- [Aim]: Reproduce the records below line for line, with nothing changed.

Region and label listings:
========================================

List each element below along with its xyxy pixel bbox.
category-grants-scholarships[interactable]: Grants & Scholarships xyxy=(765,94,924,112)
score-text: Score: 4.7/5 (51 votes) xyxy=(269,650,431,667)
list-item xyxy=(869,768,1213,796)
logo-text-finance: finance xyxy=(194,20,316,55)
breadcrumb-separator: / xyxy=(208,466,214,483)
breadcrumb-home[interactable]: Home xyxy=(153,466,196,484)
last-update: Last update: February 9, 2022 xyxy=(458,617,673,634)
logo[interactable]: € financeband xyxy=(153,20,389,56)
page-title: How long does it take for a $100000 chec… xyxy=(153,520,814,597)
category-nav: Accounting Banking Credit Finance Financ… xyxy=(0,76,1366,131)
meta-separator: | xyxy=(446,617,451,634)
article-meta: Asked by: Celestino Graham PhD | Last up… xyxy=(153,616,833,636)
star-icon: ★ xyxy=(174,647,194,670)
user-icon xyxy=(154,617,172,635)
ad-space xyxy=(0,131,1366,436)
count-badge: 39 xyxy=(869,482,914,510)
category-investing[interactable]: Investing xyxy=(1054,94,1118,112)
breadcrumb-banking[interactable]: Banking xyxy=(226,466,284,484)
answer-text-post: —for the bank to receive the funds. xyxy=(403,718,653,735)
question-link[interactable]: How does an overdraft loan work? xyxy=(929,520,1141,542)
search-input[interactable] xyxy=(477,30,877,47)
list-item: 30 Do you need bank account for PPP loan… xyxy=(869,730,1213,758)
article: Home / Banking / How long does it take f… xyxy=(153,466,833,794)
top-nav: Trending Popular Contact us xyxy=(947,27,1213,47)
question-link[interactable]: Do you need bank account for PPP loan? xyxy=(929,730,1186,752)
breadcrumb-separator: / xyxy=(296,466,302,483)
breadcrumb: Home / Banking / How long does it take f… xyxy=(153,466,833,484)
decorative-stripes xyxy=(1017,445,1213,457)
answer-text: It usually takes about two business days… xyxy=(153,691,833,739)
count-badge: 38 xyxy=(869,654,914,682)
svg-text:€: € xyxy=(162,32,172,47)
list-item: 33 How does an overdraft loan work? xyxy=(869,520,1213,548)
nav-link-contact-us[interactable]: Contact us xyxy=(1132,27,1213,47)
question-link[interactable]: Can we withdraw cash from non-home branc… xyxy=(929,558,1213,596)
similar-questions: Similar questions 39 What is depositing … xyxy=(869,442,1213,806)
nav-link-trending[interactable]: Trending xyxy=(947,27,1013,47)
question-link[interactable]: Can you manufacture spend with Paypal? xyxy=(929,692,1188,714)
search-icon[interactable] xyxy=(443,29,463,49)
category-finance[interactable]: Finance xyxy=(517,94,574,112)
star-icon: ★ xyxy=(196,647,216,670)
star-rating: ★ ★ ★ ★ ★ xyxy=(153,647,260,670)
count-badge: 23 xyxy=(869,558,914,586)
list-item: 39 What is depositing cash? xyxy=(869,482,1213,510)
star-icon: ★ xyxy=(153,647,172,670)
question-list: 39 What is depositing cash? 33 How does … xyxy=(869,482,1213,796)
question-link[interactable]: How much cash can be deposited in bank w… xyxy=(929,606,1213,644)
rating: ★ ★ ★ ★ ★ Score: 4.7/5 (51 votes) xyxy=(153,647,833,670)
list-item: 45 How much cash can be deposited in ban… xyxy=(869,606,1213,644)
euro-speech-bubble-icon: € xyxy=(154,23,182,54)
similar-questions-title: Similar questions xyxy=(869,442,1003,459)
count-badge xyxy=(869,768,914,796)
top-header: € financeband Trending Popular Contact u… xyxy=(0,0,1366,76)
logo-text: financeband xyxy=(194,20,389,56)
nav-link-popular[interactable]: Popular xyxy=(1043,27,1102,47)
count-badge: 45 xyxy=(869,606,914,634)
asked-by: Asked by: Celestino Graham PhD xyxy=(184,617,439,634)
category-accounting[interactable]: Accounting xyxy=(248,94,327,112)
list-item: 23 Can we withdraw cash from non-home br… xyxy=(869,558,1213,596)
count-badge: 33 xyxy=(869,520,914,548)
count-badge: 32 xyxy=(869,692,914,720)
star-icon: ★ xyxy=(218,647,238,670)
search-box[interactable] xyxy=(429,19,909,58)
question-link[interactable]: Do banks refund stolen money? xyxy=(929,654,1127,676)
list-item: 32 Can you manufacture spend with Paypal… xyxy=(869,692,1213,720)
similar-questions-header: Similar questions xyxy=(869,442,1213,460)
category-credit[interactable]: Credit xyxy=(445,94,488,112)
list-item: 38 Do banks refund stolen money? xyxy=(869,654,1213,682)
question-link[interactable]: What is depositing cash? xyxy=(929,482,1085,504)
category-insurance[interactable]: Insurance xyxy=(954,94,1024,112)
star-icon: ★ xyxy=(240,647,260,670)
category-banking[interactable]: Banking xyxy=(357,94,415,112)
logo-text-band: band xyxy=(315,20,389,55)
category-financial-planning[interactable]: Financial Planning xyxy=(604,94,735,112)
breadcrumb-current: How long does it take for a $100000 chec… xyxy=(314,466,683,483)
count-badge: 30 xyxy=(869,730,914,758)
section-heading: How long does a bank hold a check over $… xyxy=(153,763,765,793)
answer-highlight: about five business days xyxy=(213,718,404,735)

========================================

- [Output for this exercise]:
List each element below along with its xyxy pixel bbox.
category-grants-scholarships[interactable]: Grants & Scholarships xyxy=(765,94,924,112)
score-text: Score: 4.7/5 (51 votes) xyxy=(269,650,431,667)
list-item xyxy=(869,768,1213,796)
logo-text-finance: finance xyxy=(194,20,316,55)
breadcrumb-separator: / xyxy=(208,466,214,483)
breadcrumb-home[interactable]: Home xyxy=(153,466,196,484)
last-update: Last update: February 9, 2022 xyxy=(458,617,673,634)
logo[interactable]: € financeband xyxy=(153,20,389,56)
page-title: How long does it take for a $100000 chec… xyxy=(153,520,814,597)
category-nav: Accounting Banking Credit Finance Financ… xyxy=(0,76,1366,131)
meta-separator: | xyxy=(446,617,451,634)
article-meta: Asked by: Celestino Graham PhD | Last up… xyxy=(153,616,833,636)
star-icon: ★ xyxy=(174,647,194,670)
user-icon xyxy=(154,617,172,635)
ad-space xyxy=(0,131,1366,436)
count-badge: 39 xyxy=(869,482,914,510)
category-investing[interactable]: Investing xyxy=(1054,94,1118,112)
breadcrumb-banking[interactable]: Banking xyxy=(226,466,284,484)
answer-text-post: —for the bank to receive the funds. xyxy=(403,718,653,735)
question-link[interactable]: How does an overdraft loan work? xyxy=(929,520,1141,542)
search-input[interactable] xyxy=(477,30,877,47)
list-item: 30 Do you need bank account for PPP loan… xyxy=(869,730,1213,758)
article: Home / Banking / How long does it take f… xyxy=(153,466,833,794)
top-nav: Trending Popular Contact us xyxy=(947,27,1213,47)
question-link[interactable]: Do you need bank account for PPP loan? xyxy=(929,730,1186,752)
breadcrumb-separator: / xyxy=(296,466,302,483)
breadcrumb: Home / Banking / How long does it take f… xyxy=(153,466,833,484)
decorative-stripes xyxy=(1017,445,1213,457)
answer-text: It usually takes about two business days… xyxy=(153,691,833,739)
count-badge: 38 xyxy=(869,654,914,682)
svg-text:€: € xyxy=(162,32,172,47)
list-item: 33 How does an overdraft loan work? xyxy=(869,520,1213,548)
nav-link-contact-us[interactable]: Contact us xyxy=(1132,27,1213,47)
question-link[interactable]: Can we withdraw cash from non-home branc… xyxy=(929,558,1213,596)
similar-questions: Similar questions 39 What is depositing … xyxy=(869,442,1213,806)
nav-link-trending[interactable]: Trending xyxy=(947,27,1013,47)
question-link[interactable]: Can you manufacture spend with Paypal? xyxy=(929,692,1188,714)
search-icon[interactable] xyxy=(443,29,463,49)
category-finance[interactable]: Finance xyxy=(517,94,574,112)
star-icon: ★ xyxy=(196,647,216,670)
star-rating: ★ ★ ★ ★ ★ xyxy=(153,647,260,670)
count-badge: 23 xyxy=(869,558,914,586)
list-item: 39 What is depositing cash? xyxy=(869,482,1213,510)
star-icon: ★ xyxy=(153,647,172,670)
question-list: 39 What is depositing cash? 33 How does … xyxy=(869,482,1213,796)
question-link[interactable]: How much cash can be deposited in bank w… xyxy=(929,606,1213,644)
rating: ★ ★ ★ ★ ★ Score: 4.7/5 (51 votes) xyxy=(153,647,833,670)
list-item: 45 How much cash can be deposited in ban… xyxy=(869,606,1213,644)
euro-speech-bubble-icon: € xyxy=(154,23,182,54)
similar-questions-title: Similar questions xyxy=(869,442,1003,459)
count-badge xyxy=(869,768,914,796)
top-header: € financeband Trending Popular Contact u… xyxy=(0,0,1366,76)
logo-text: financeband xyxy=(194,20,389,56)
nav-link-popular[interactable]: Popular xyxy=(1043,27,1102,47)
count-badge: 45 xyxy=(869,606,914,634)
asked-by: Asked by: Celestino Graham PhD xyxy=(184,617,439,634)
category-accounting[interactable]: Accounting xyxy=(248,94,327,112)
list-item: 23 Can we withdraw cash from non-home br… xyxy=(869,558,1213,596)
count-badge: 33 xyxy=(869,520,914,548)
count-badge: 32 xyxy=(869,692,914,720)
star-icon: ★ xyxy=(218,647,238,670)
search-box[interactable] xyxy=(429,19,909,58)
question-link[interactable]: Do banks refund stolen money? xyxy=(929,654,1127,676)
list-item: 32 Can you manufacture spend with Paypal… xyxy=(869,692,1213,720)
similar-questions-header: Similar questions xyxy=(869,442,1213,460)
category-credit[interactable]: Credit xyxy=(445,94,488,112)
list-item: 38 Do banks refund stolen money? xyxy=(869,654,1213,682)
question-link[interactable]: What is depositing cash? xyxy=(929,482,1085,504)
category-insurance[interactable]: Insurance xyxy=(954,94,1024,112)
star-icon: ★ xyxy=(240,647,260,670)
category-banking[interactable]: Banking xyxy=(357,94,415,112)
logo-text-band: band xyxy=(315,20,389,55)
category-financial-planning[interactable]: Financial Planning xyxy=(604,94,735,112)
breadcrumb-current: How long does it take for a $100000 chec… xyxy=(314,466,683,483)
count-badge: 30 xyxy=(869,730,914,758)
section-heading: How long does a bank hold a check over $… xyxy=(153,763,765,793)
answer-highlight: about five business days xyxy=(213,718,404,735)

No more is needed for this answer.